## start SUPPLIED MATERIAL

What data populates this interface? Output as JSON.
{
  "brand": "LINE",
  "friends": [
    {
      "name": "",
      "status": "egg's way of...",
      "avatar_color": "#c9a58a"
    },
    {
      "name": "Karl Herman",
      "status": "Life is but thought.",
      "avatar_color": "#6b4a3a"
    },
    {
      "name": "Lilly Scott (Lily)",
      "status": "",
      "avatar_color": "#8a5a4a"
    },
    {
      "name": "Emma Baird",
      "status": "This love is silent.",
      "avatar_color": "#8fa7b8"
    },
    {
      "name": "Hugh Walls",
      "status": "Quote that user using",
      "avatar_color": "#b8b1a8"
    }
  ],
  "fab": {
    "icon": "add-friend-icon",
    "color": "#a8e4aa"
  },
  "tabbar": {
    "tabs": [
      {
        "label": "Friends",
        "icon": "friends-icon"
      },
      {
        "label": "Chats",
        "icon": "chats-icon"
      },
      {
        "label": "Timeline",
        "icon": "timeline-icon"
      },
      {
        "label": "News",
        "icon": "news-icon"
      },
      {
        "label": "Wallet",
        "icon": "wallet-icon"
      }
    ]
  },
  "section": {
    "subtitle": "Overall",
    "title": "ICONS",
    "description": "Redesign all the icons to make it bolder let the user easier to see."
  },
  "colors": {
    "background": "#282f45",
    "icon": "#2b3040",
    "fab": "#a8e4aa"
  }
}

## end SUPPLIED MATERIAL
## start SUPPLIED MATERIAL

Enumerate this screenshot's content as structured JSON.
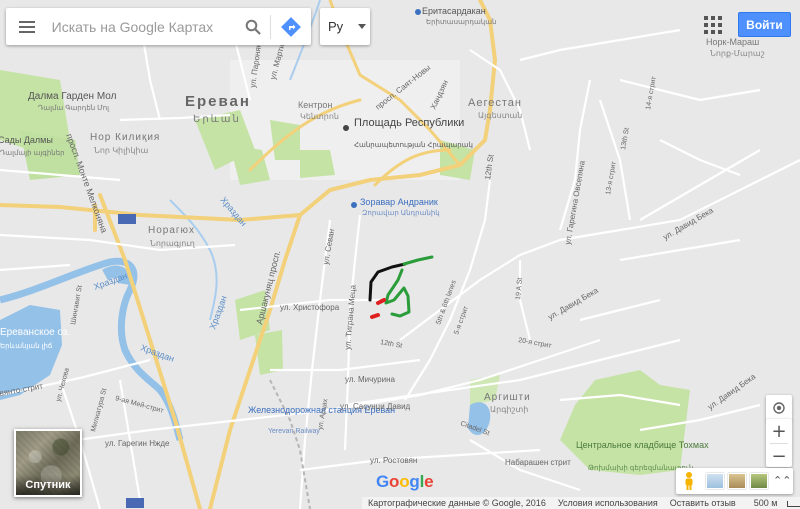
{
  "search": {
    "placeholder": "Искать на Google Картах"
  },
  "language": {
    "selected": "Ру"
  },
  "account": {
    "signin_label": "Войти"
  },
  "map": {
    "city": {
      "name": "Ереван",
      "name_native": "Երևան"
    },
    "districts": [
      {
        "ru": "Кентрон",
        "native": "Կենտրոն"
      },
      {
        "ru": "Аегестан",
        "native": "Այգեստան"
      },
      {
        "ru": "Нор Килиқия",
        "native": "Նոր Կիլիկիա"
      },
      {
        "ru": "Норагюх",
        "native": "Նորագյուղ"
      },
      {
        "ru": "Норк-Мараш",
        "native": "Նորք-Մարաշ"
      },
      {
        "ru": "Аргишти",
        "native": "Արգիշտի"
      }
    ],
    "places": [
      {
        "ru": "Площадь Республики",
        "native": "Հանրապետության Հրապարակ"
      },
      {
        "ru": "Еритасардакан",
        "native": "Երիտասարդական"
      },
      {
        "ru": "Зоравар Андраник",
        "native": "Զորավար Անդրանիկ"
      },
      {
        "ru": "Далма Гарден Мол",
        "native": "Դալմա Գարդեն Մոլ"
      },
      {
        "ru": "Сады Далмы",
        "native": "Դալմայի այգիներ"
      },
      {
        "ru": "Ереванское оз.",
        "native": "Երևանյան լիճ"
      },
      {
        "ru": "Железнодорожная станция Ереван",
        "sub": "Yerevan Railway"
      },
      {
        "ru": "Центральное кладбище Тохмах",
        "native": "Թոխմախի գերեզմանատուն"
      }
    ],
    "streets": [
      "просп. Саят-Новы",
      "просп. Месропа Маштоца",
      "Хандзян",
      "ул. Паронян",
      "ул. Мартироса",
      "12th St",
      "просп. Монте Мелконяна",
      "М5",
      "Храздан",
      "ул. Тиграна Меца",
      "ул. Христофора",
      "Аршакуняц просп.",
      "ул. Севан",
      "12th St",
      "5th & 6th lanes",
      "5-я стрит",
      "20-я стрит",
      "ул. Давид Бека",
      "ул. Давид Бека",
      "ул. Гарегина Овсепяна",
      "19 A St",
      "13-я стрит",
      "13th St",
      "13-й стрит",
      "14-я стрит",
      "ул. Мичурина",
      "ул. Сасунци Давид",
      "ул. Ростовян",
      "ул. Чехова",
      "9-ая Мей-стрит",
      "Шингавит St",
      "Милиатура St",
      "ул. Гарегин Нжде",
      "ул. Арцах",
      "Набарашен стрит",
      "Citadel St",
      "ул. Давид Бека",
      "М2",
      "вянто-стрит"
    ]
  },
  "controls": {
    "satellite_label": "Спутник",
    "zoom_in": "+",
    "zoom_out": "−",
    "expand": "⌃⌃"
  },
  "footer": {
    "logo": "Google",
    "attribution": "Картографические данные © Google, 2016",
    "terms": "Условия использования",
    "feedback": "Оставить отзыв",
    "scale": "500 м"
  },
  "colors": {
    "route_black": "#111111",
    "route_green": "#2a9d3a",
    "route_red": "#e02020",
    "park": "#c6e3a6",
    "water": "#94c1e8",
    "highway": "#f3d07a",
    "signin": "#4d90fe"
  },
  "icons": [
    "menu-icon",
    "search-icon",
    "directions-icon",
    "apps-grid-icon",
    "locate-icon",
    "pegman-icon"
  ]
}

## end SUPPLIED MATERIAL
## start SUPPLIED MATERIAL

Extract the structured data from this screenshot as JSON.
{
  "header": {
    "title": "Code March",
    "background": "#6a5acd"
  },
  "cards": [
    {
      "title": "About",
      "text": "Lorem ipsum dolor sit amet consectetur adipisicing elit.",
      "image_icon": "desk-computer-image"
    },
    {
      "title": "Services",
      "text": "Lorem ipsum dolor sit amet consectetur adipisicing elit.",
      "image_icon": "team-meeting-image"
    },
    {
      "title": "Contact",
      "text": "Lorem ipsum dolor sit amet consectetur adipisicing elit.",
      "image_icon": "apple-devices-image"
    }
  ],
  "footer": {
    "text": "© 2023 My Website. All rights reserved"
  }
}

## end SUPPLIED MATERIAL

## [AIM OF THE TASK]
Show each line of the listing that holds the string "image".

## [SOLUTION TO THE PROBLEM]
      "image_icon": "desk-computer-image"
      "image_icon": "team-meeting-image"
      "image_icon": "apple-devices-image"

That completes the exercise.